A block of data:
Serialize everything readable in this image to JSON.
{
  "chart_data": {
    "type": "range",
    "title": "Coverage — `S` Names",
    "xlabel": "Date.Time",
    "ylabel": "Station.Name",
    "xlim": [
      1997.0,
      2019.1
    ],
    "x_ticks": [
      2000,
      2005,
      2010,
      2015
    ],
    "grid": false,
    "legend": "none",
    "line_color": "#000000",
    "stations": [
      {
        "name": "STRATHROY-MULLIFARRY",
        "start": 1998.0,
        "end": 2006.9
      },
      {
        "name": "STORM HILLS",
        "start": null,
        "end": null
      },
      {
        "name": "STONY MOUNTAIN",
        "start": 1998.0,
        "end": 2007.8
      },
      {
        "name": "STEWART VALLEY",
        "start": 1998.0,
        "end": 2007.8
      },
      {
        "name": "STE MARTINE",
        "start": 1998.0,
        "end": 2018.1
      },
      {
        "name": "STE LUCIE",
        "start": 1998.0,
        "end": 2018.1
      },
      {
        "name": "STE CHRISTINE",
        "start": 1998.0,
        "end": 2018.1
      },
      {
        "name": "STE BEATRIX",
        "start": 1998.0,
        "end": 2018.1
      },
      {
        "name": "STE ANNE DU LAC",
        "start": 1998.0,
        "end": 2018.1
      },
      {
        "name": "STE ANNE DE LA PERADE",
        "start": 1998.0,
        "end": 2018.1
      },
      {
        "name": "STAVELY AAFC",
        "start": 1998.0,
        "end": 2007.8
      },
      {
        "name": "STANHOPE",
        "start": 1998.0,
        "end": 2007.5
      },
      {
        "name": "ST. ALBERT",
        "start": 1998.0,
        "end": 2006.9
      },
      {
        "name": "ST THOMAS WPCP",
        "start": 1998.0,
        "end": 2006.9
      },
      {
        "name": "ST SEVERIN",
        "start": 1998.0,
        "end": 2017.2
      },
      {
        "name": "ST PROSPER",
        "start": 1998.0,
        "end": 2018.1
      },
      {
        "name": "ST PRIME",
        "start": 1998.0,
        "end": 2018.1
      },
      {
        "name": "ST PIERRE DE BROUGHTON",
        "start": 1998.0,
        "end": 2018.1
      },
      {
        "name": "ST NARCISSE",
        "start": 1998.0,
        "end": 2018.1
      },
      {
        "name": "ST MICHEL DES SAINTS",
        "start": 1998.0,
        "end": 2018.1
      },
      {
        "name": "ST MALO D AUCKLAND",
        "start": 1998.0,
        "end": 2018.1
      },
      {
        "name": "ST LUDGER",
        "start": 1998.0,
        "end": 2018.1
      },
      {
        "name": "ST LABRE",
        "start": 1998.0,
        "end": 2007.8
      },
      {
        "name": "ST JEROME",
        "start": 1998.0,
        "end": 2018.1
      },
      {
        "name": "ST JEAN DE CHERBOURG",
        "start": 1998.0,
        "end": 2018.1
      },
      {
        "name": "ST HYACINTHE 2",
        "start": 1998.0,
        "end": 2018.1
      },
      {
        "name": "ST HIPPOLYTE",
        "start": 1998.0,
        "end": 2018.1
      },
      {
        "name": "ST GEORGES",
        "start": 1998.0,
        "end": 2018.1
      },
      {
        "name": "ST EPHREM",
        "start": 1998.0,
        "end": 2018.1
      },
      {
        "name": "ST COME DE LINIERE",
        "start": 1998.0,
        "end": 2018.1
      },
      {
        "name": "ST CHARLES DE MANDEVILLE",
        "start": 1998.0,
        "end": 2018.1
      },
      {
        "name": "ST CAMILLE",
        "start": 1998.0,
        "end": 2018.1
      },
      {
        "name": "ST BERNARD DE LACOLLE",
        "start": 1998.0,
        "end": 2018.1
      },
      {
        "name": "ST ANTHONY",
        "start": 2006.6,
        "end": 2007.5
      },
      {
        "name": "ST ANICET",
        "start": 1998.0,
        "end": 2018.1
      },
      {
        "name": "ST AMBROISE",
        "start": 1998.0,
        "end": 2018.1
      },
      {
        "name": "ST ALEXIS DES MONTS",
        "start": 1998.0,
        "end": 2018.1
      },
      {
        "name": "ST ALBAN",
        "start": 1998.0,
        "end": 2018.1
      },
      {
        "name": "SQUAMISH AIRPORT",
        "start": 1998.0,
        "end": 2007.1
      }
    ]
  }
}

→ PROBLEM STATEMENT
Reproduce each entry exactly, leaving out nothing.

→ TASK ANSWER
Serialize everything readable in this image to JSON.
{
  "chart_data": {
    "type": "range",
    "title": "Coverage — `S` Names",
    "xlabel": "Date.Time",
    "ylabel": "Station.Name",
    "xlim": [
      1997.0,
      2019.1
    ],
    "x_ticks": [
      2000,
      2005,
      2010,
      2015
    ],
    "grid": false,
    "legend": "none",
    "line_color": "#000000",
    "stations": [
      {
        "name": "STRATHROY-MULLIFARRY",
        "start": 1998.0,
        "end": 2006.9
      },
      {
        "name": "STORM HILLS",
        "start": null,
        "end": null
      },
      {
        "name": "STONY MOUNTAIN",
        "start": 1998.0,
        "end": 2007.8
      },
      {
        "name": "STEWART VALLEY",
        "start": 1998.0,
        "end": 2007.8
      },
      {
        "name": "STE MARTINE",
        "start": 1998.0,
        "end": 2018.1
      },
      {
        "name": "STE LUCIE",
        "start": 1998.0,
        "end": 2018.1
      },
      {
        "name": "STE CHRISTINE",
        "start": 1998.0,
        "end": 2018.1
      },
      {
        "name": "STE BEATRIX",
        "start": 1998.0,
        "end": 2018.1
      },
      {
        "name": "STE ANNE DU LAC",
        "start": 1998.0,
        "end": 2018.1
      },
      {
        "name": "STE ANNE DE LA PERADE",
        "start": 1998.0,
        "end": 2018.1
      },
      {
        "name": "STAVELY AAFC",
        "start": 1998.0,
        "end": 2007.8
      },
      {
        "name": "STANHOPE",
        "start": 1998.0,
        "end": 2007.5
      },
      {
        "name": "ST. ALBERT",
        "start": 1998.0,
        "end": 2006.9
      },
      {
        "name": "ST THOMAS WPCP",
        "start": 1998.0,
        "end": 2006.9
      },
      {
        "name": "ST SEVERIN",
        "start": 1998.0,
        "end": 2017.2
      },
      {
        "name": "ST PROSPER",
        "start": 1998.0,
        "end": 2018.1
      },
      {
        "name": "ST PRIME",
        "start": 1998.0,
        "end": 2018.1
      },
      {
        "name": "ST PIERRE DE BROUGHTON",
        "start": 1998.0,
        "end": 2018.1
      },
      {
        "name": "ST NARCISSE",
        "start": 1998.0,
        "end": 2018.1
      },
      {
        "name": "ST MICHEL DES SAINTS",
        "start": 1998.0,
        "end": 2018.1
      },
      {
        "name": "ST MALO D AUCKLAND",
        "start": 1998.0,
        "end": 2018.1
      },
      {
        "name": "ST LUDGER",
        "start": 1998.0,
        "end": 2018.1
      },
      {
        "name": "ST LABRE",
        "start": 1998.0,
        "end": 2007.8
      },
      {
        "name": "ST JEROME",
        "start": 1998.0,
        "end": 2018.1
      },
      {
        "name": "ST JEAN DE CHERBOURG",
        "start": 1998.0,
        "end": 2018.1
      },
      {
        "name": "ST HYACINTHE 2",
        "start": 1998.0,
        "end": 2018.1
      },
      {
        "name": "ST HIPPOLYTE",
        "start": 1998.0,
        "end": 2018.1
      },
      {
        "name": "ST GEORGES",
        "start": 1998.0,
        "end": 2018.1
      },
      {
        "name": "ST EPHREM",
        "start": 1998.0,
        "end": 2018.1
      },
      {
        "name": "ST COME DE LINIERE",
        "start": 1998.0,
        "end": 2018.1
      },
      {
        "name": "ST CHARLES DE MANDEVILLE",
        "start": 1998.0,
        "end": 2018.1
      },
      {
        "name": "ST CAMILLE",
        "start": 1998.0,
        "end": 2018.1
      },
      {
        "name": "ST BERNARD DE LACOLLE",
        "start": 1998.0,
        "end": 2018.1
      },
      {
        "name": "ST ANTHONY",
        "start": 2006.6,
        "end": 2007.5
      },
      {
        "name": "ST ANICET",
        "start": 1998.0,
        "end": 2018.1
      },
      {
        "name": "ST AMBROISE",
        "start": 1998.0,
        "end": 2018.1
      },
      {
        "name": "ST ALEXIS DES MONTS",
        "start": 1998.0,
        "end": 2018.1
      },
      {
        "name": "ST ALBAN",
        "start": 1998.0,
        "end": 2018.1
      },
      {
        "name": "SQUAMISH AIRPORT",
        "start": 1998.0,
        "end": 2007.1
      }
    ]
  }
}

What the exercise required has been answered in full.